Problem requirements –
Revise the items starting at the first one and ending at the line containing "data-point bbox=[727, 330, 730, 332]", replacing "Net Ecosystem Exchange" with "Net Ecosystem Flux" and leaving everything else unchanged.
● ● ● ● ●
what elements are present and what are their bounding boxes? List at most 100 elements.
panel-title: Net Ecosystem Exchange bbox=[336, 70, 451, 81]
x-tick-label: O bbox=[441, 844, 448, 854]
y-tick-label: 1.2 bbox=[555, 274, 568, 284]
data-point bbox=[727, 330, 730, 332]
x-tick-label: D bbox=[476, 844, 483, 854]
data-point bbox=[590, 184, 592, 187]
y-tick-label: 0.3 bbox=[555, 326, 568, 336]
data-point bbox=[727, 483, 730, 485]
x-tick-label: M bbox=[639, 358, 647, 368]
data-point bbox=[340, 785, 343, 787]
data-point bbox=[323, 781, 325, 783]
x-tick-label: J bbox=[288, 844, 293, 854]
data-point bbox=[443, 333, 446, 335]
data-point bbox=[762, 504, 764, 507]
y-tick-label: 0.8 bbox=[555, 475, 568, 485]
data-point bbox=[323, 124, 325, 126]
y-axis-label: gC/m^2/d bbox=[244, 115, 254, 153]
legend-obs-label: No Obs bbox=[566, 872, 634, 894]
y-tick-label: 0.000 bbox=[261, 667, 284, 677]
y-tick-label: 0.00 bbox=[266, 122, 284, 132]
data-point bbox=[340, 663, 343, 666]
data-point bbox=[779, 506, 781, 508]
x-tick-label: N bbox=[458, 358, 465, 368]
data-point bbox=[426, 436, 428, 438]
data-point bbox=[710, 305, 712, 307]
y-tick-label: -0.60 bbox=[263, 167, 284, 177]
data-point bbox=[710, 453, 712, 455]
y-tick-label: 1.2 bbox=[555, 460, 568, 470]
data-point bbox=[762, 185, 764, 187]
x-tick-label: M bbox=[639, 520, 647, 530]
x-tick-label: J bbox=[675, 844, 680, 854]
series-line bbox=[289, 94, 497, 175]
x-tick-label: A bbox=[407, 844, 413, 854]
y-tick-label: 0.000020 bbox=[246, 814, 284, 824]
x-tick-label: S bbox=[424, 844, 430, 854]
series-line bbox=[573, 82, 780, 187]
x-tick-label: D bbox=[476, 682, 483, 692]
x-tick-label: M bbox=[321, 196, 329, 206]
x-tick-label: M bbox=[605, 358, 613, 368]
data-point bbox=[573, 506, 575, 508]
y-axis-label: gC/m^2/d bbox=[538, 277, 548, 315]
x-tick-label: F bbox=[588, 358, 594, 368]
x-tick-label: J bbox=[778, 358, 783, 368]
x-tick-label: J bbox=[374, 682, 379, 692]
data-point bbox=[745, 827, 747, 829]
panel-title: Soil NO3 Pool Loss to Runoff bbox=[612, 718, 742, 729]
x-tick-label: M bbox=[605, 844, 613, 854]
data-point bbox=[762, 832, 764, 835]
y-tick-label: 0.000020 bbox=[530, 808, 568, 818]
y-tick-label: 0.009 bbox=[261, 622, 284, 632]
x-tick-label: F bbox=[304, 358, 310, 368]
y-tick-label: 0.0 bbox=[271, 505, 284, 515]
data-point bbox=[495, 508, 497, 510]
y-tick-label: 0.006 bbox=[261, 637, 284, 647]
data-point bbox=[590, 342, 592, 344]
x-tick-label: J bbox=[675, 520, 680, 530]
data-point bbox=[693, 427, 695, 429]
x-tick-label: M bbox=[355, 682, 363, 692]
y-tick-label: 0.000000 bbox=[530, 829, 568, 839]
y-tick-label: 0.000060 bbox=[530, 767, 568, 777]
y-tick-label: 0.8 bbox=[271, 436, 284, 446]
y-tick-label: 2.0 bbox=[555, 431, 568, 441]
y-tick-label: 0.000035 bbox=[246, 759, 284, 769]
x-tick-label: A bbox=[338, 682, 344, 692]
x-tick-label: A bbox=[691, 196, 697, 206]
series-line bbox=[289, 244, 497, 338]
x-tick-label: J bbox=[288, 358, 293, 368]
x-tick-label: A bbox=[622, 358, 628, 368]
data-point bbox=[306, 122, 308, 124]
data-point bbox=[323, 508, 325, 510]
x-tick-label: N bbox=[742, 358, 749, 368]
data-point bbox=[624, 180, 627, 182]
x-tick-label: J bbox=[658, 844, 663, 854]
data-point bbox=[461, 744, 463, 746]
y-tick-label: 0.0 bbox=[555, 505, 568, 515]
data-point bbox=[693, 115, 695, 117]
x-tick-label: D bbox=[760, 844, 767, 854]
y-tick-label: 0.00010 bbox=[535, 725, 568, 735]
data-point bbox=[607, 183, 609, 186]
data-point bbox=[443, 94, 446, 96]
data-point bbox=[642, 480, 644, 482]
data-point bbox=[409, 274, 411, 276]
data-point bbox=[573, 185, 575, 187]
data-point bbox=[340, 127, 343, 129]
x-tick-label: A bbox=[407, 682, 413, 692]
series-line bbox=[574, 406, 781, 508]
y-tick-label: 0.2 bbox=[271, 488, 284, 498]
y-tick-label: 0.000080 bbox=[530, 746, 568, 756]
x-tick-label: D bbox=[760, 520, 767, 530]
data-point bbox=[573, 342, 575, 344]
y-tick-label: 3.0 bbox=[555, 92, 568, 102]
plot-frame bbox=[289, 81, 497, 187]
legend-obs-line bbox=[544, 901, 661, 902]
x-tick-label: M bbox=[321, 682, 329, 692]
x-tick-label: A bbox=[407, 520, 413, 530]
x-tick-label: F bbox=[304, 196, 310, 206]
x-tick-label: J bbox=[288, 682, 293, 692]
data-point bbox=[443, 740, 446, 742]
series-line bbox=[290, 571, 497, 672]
● ● ● ● ●
Exercise output –
what elements are present and what are their bounding boxes? List at most 100 elements.
panel-title: Net Ecosystem Flux bbox=[336, 70, 451, 81]
x-tick-label: O bbox=[441, 844, 448, 854]
y-tick-label: 1.2 bbox=[555, 274, 568, 284]
data-point bbox=[727, 330, 730, 332]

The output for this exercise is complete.